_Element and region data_

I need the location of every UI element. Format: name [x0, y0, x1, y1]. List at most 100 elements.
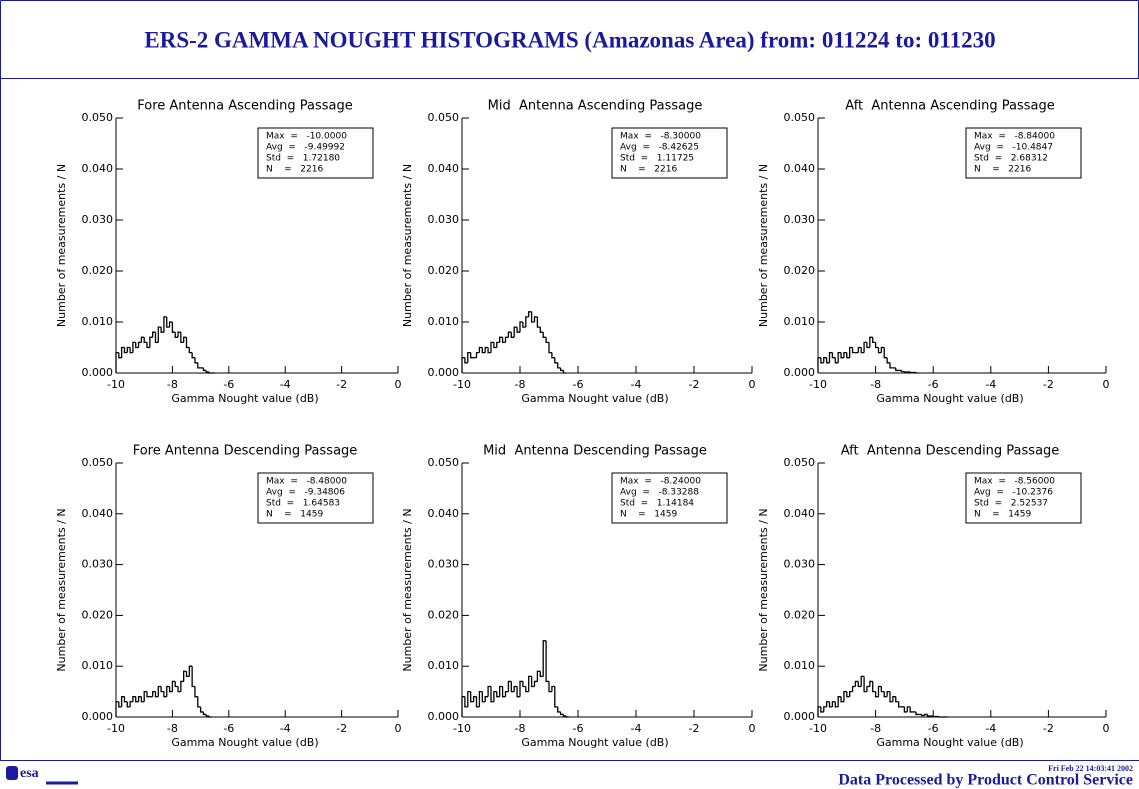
x-tick-label: -4 [280, 722, 291, 735]
histogram-step [157, 685, 162, 697]
histogram-step [115, 351, 119, 373]
histogram-step [562, 714, 567, 717]
histogram-step [926, 714, 931, 717]
histogram-step [199, 706, 204, 713]
y-axis-label: Number of measurements / N [401, 508, 414, 671]
histogram-step [559, 367, 564, 372]
x-tick-label: -2 [689, 722, 700, 735]
stats-line: N = 2216 [620, 165, 677, 175]
histogram-step [180, 680, 184, 692]
histogram-step [921, 714, 925, 717]
x-tick-label: -4 [631, 722, 642, 735]
stats-line: Std = 1.64583 [266, 499, 340, 509]
stats-box [611, 127, 728, 179]
histogram-step [123, 696, 128, 703]
histogram-step [519, 680, 523, 697]
histogram-step [183, 670, 187, 682]
x-axis-label: Gamma Nought value (dB) [171, 736, 318, 749]
histogram-step [464, 696, 468, 708]
histogram-step [851, 685, 856, 692]
histogram-step [866, 342, 870, 349]
x-tick-label: -4 [985, 378, 996, 391]
histogram-step [154, 332, 159, 344]
y-tick-label: 0.050 [784, 111, 816, 124]
y-tick-label: 0.040 [428, 507, 460, 520]
histogram-step [834, 357, 839, 364]
x-tick-label: -8 [870, 378, 881, 391]
y-tick-label: 0.020 [82, 264, 114, 277]
histogram-step [504, 336, 509, 343]
histogram-step [507, 331, 512, 338]
histogram-step [197, 362, 201, 369]
x-tick-label: -10 [453, 722, 471, 735]
chart-title: Mid Antenna Ascending Passage [488, 99, 703, 114]
histogram-step [120, 346, 125, 358]
histogram-step [551, 685, 555, 692]
y-tick-label: 0.010 [428, 659, 460, 672]
x-axis-label: Gamma Nought value (dB) [521, 736, 668, 749]
histogram-step [533, 680, 538, 687]
histogram-step [470, 352, 474, 359]
x-axis-label: Gamma Nought value (dB) [521, 392, 668, 405]
x-tick-label: -2 [336, 378, 347, 391]
histogram-step [817, 357, 821, 373]
histogram-step [490, 686, 494, 703]
histogram-step [171, 680, 176, 692]
histogram-step [823, 706, 827, 712]
stats-line: N = 2216 [974, 165, 1031, 175]
histogram-step [516, 327, 520, 333]
stats-line: Std = 2.68312 [974, 154, 1048, 164]
histogram-step [205, 370, 210, 373]
histogram-step [846, 352, 850, 359]
histogram-step [191, 666, 195, 688]
stats-line: N = 1459 [974, 510, 1031, 520]
stats-box [257, 127, 374, 179]
histogram-step [823, 357, 827, 363]
stats-line: Avg = -10.2376 [974, 488, 1053, 498]
histogram-step [854, 680, 859, 687]
histogram-step [513, 326, 518, 338]
histogram-step [883, 347, 888, 359]
stats-line: N = 1459 [620, 510, 677, 520]
stats-box [965, 127, 1082, 179]
x-tick-label: -4 [280, 378, 291, 391]
y-tick-label: 0.030 [784, 213, 816, 226]
x-tick-label: -6 [928, 378, 939, 391]
y-tick-label: 0.020 [428, 608, 460, 621]
page-title: ERS-2 GAMMA NOUGHT HISTOGRAMS (Amazonas … [144, 27, 995, 52]
histogram-step [932, 715, 937, 718]
x-tick-label: -10 [107, 378, 125, 391]
histogram-step [510, 681, 515, 693]
y-tick-label: 0.010 [82, 659, 114, 672]
x-tick-label: 0 [749, 378, 756, 391]
histogram-step [470, 691, 474, 703]
histogram-step [820, 706, 824, 713]
histogram-step [909, 706, 914, 713]
histogram-step [851, 347, 856, 354]
x-tick-label: -8 [515, 378, 526, 391]
histogram-step [545, 337, 549, 344]
histogram-step [129, 701, 133, 707]
histogram-step [191, 352, 195, 359]
histogram-step [472, 696, 477, 702]
chart-title: Fore Antenna Descending Passage [133, 444, 358, 459]
histogram-step [840, 352, 844, 359]
histogram-step [874, 342, 879, 349]
histogram-step [154, 691, 159, 698]
histogram-step [152, 690, 156, 697]
histogram-step [522, 322, 526, 328]
timestamp: Fri Feb 22 14:03:41 2002 [1048, 764, 1133, 773]
histogram-step [160, 686, 164, 693]
histogram-step [562, 370, 567, 374]
histogram-step [475, 696, 480, 708]
histogram-step [860, 675, 865, 687]
y-tick-label: 0.000 [82, 366, 114, 379]
histogram-step [849, 346, 853, 358]
x-tick-label: 0 [395, 378, 402, 391]
histogram-step [923, 713, 928, 716]
histogram-step [909, 371, 914, 374]
histogram-step [883, 691, 888, 698]
x-tick-label: -10 [809, 722, 827, 735]
chart-title: Fore Antenna Ascending Passage [137, 99, 352, 114]
histogram-step [525, 686, 529, 693]
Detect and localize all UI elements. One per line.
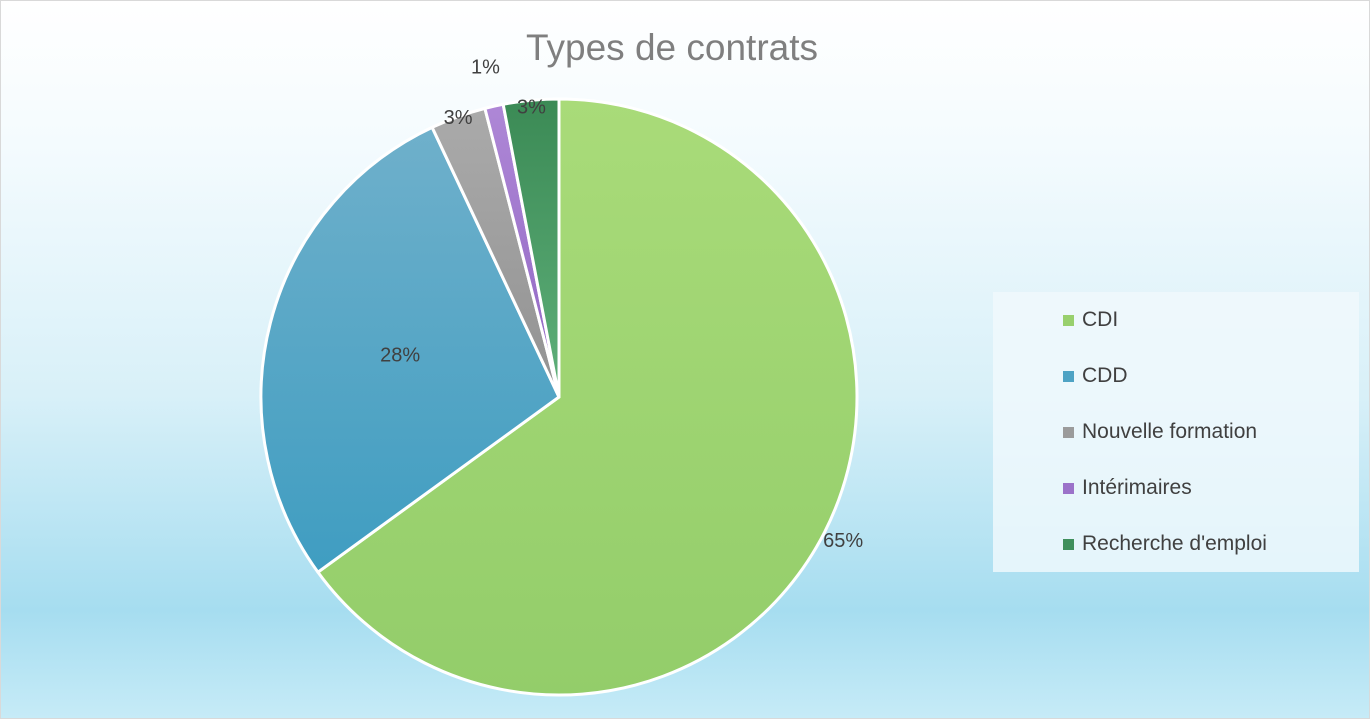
chart-title: Types de contrats [525,27,819,68]
legend-label-nouvelle-formation: Nouvelle formation [1082,420,1258,443]
legend-label-cdd: CDD [1082,364,1128,387]
legend-item-nouvelle-formation: Nouvelle formation [1063,418,1257,446]
legend-item-recherche-emploi: Recherche d'emploi [1063,530,1267,558]
legend-swatch-nouvelle-formation [1063,426,1074,438]
pie-slice-cdd [259,125,561,574]
legend-swatch-cdd [1063,370,1074,382]
legend-label-interimaires: Intérimaires [1082,476,1192,499]
data-label-cdi: 65% [823,530,863,552]
pie-slice-cdi [316,97,859,697]
legend-label-recherche-emploi: Recherche d'emploi [1082,532,1267,555]
legend-swatch-cdi [1063,314,1074,326]
legend-item-cdi: CDI [1063,306,1118,334]
legend-item-interimaires: Intérimaires [1063,474,1192,502]
legend: CDI CDD Nouvelle formation Intérimaires … [993,292,1359,572]
pie-slice-recherche-emploi [501,97,561,399]
legend-swatch-recherche-emploi [1063,538,1074,550]
legend-label-cdi: CDI [1082,308,1119,331]
legend-swatch-interimaires [1063,482,1074,494]
data-label-cdd: 28% [380,344,420,366]
legend-item-cdd: CDD [1063,362,1128,390]
data-label-recherche-emploi: 3% [517,97,546,119]
data-label-nouvelle-formation: 3% [444,107,473,129]
data-label-interimaires: 1% [471,57,500,79]
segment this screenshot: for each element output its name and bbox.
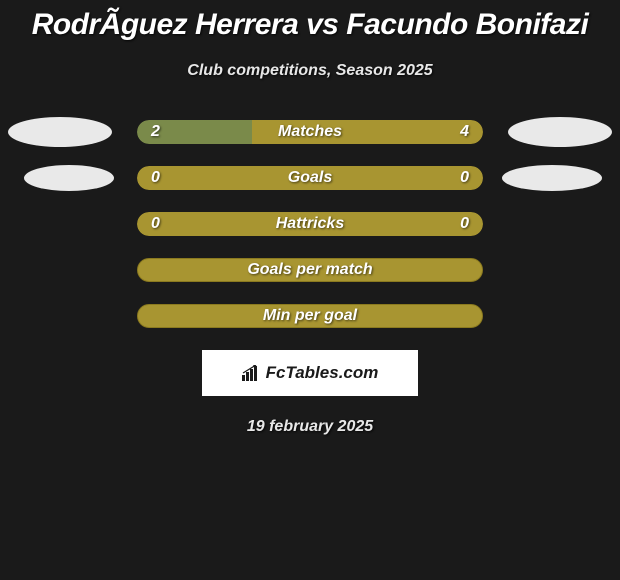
stat-bar: 00Hattricks <box>137 212 483 236</box>
stat-value-right: 4 <box>460 120 469 144</box>
bar-segment-right <box>310 212 483 236</box>
stat-value-right: 0 <box>460 166 469 190</box>
brand-box[interactable]: FcTables.com <box>202 350 418 396</box>
stat-bar: 24Matches <box>137 120 483 144</box>
stat-label: Min per goal <box>138 304 482 328</box>
brand-label: FcTables.com <box>242 363 379 383</box>
player-marker-left <box>8 117 112 147</box>
stat-value-left: 2 <box>151 120 160 144</box>
stat-row: Min per goal <box>0 304 620 328</box>
stat-label: Goals per match <box>138 258 482 282</box>
stat-bar: 00Goals <box>137 166 483 190</box>
bar-segment-right <box>310 166 483 190</box>
stats-area: 24Matches00Goals00HattricksGoals per mat… <box>0 120 620 328</box>
stat-row: 24Matches <box>0 120 620 144</box>
stat-bar: Min per goal <box>137 304 483 328</box>
stat-row: 00Goals <box>0 166 620 190</box>
stat-value-left: 0 <box>151 166 160 190</box>
comparison-card: RodrÃ­guez Herrera vs Facundo Bonifazi C… <box>0 0 620 436</box>
bar-segment-left <box>137 166 310 190</box>
bar-segment-right <box>252 120 483 144</box>
player-marker-right <box>508 117 612 147</box>
player-marker-right <box>502 165 602 191</box>
stat-value-right: 0 <box>460 212 469 236</box>
stat-value-left: 0 <box>151 212 160 236</box>
stat-row: Goals per match <box>0 258 620 282</box>
subtitle: Club competitions, Season 2025 <box>0 62 620 80</box>
stat-bar: Goals per match <box>137 258 483 282</box>
date-text: 19 february 2025 <box>0 418 620 436</box>
bars-chart-icon <box>242 365 262 381</box>
page-title: RodrÃ­guez Herrera vs Facundo Bonifazi <box>0 8 620 42</box>
bar-segment-left <box>137 212 310 236</box>
player-marker-left <box>24 165 114 191</box>
brand-text: FcTables.com <box>266 363 379 383</box>
stat-row: 00Hattricks <box>0 212 620 236</box>
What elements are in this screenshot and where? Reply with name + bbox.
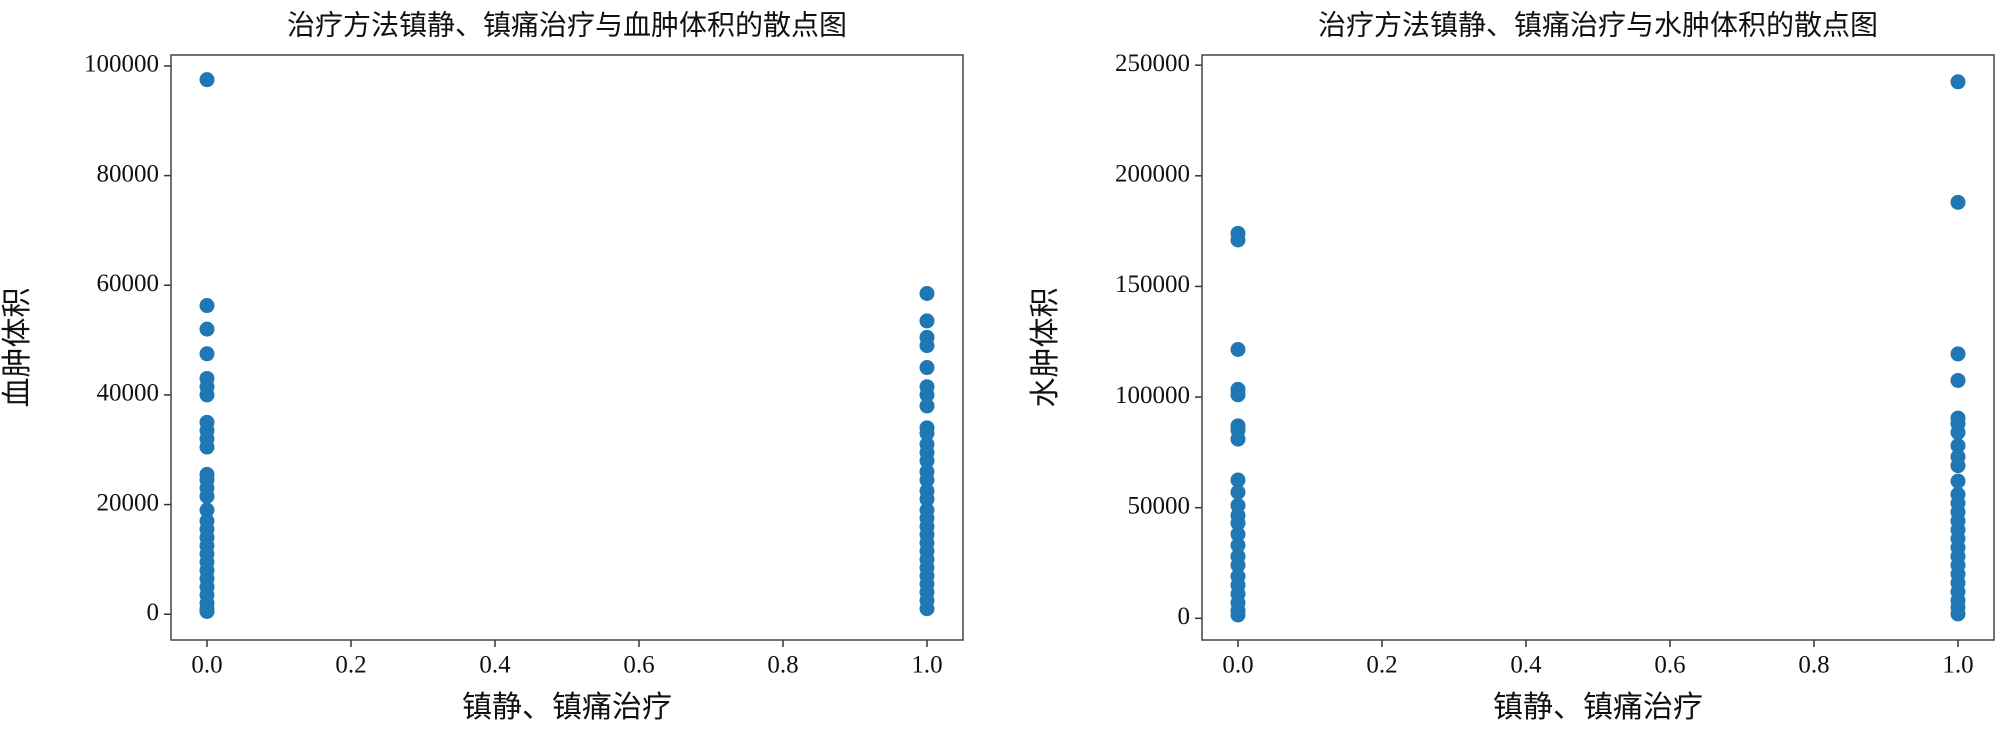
point	[1950, 606, 1966, 622]
y-tick-label: 0	[1178, 603, 1191, 630]
plot-frame	[170, 54, 964, 641]
point	[1230, 431, 1246, 447]
point	[919, 472, 935, 488]
x-tick-label: 0.0	[1222, 652, 1253, 679]
x-tick-label: 0.4	[1510, 652, 1542, 679]
x-tick-label: 0.8	[767, 652, 798, 679]
point	[199, 72, 215, 88]
point	[1950, 74, 1966, 90]
point	[919, 387, 935, 403]
y-axis-label: 水肿体积	[1029, 288, 1062, 408]
point	[199, 488, 215, 504]
point	[919, 360, 935, 376]
point	[1230, 232, 1246, 248]
y-tick-label: 200000	[1115, 161, 1190, 188]
point	[919, 285, 935, 301]
point	[1230, 515, 1246, 531]
x-tick-label: 1.0	[1942, 652, 1973, 679]
point	[199, 603, 215, 619]
point	[919, 491, 935, 507]
point	[1230, 557, 1246, 573]
point	[919, 453, 935, 469]
plot-frame	[1201, 54, 1995, 641]
point	[199, 346, 215, 362]
point	[1950, 424, 1966, 440]
x-tick-label: 0.4	[479, 652, 511, 679]
point	[1230, 472, 1246, 488]
point	[199, 387, 215, 403]
point	[1950, 458, 1966, 474]
x-tick-label: 0.0	[191, 652, 222, 679]
y-axis-label: 血肿体积	[1, 288, 34, 408]
chart-title: 治疗方法镇静、镇痛治疗与血肿体积的散点图	[287, 9, 847, 41]
point	[1230, 537, 1246, 553]
y-tick-label: 150000	[1115, 271, 1190, 298]
x-tick-label: 1.0	[911, 652, 942, 679]
point	[1950, 346, 1966, 362]
y-tick-label: 0	[147, 599, 160, 626]
x-tick-label: 0.8	[1798, 652, 1829, 679]
point	[919, 338, 935, 354]
y-tick-label: 50000	[1128, 492, 1191, 519]
x-tick-label: 0.6	[1654, 652, 1685, 679]
point	[199, 321, 215, 337]
point	[1950, 438, 1966, 454]
point	[919, 398, 935, 414]
x-tick-label: 0.2	[335, 652, 366, 679]
point	[1950, 372, 1966, 388]
y-tick-label: 20000	[97, 489, 160, 516]
x-axis-label: 镇静、镇痛治疗	[462, 691, 672, 724]
point	[199, 439, 215, 455]
point	[919, 601, 935, 617]
point	[199, 502, 215, 518]
point	[1950, 473, 1966, 489]
y-tick-label: 40000	[97, 380, 160, 407]
point	[1230, 484, 1246, 500]
y-tick-label: 60000	[97, 270, 160, 297]
point	[1230, 526, 1246, 542]
chart-title: 治疗方法镇静、镇痛治疗与水肿体积的散点图	[1318, 9, 1878, 41]
y-tick-label: 100000	[1115, 382, 1190, 409]
x-tick-label: 0.6	[623, 652, 654, 679]
y-tick-label: 250000	[1115, 50, 1190, 77]
point	[1230, 341, 1246, 357]
point	[199, 298, 215, 314]
y-tick-label: 100000	[84, 51, 159, 78]
x-axis-label: 镇静、镇痛治疗	[1493, 691, 1703, 724]
point	[1230, 607, 1246, 623]
y-tick-label: 80000	[97, 160, 160, 187]
x-tick-label: 0.2	[1366, 652, 1397, 679]
point	[1950, 194, 1966, 210]
point	[1230, 387, 1246, 403]
point	[919, 313, 935, 329]
point	[919, 425, 935, 441]
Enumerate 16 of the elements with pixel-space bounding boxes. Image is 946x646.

_TASK STATEMENT_
In the data above, reproduce verbatim every line from the one containing "x-tick-label: -4 [280, 722, 291, 735]" down to the one containing "x-tick-label: -4 [631, 722, 642, 735]", both included.

_FINAL ANSWER_
x-tick-label: -4 [280, 722, 291, 735]
histogram-step [157, 685, 162, 697]
histogram-step [115, 351, 119, 373]
histogram-step [562, 714, 567, 717]
histogram-step [926, 714, 931, 717]
histogram-step [199, 706, 204, 713]
y-axis-label: Number of measurements / N [401, 508, 414, 671]
histogram-step [559, 367, 564, 372]
x-tick-label: -2 [689, 722, 700, 735]
stats-line: N = 2216 [620, 165, 677, 175]
histogram-step [180, 680, 184, 692]
histogram-step [921, 714, 925, 717]
x-tick-label: -4 [631, 722, 642, 735]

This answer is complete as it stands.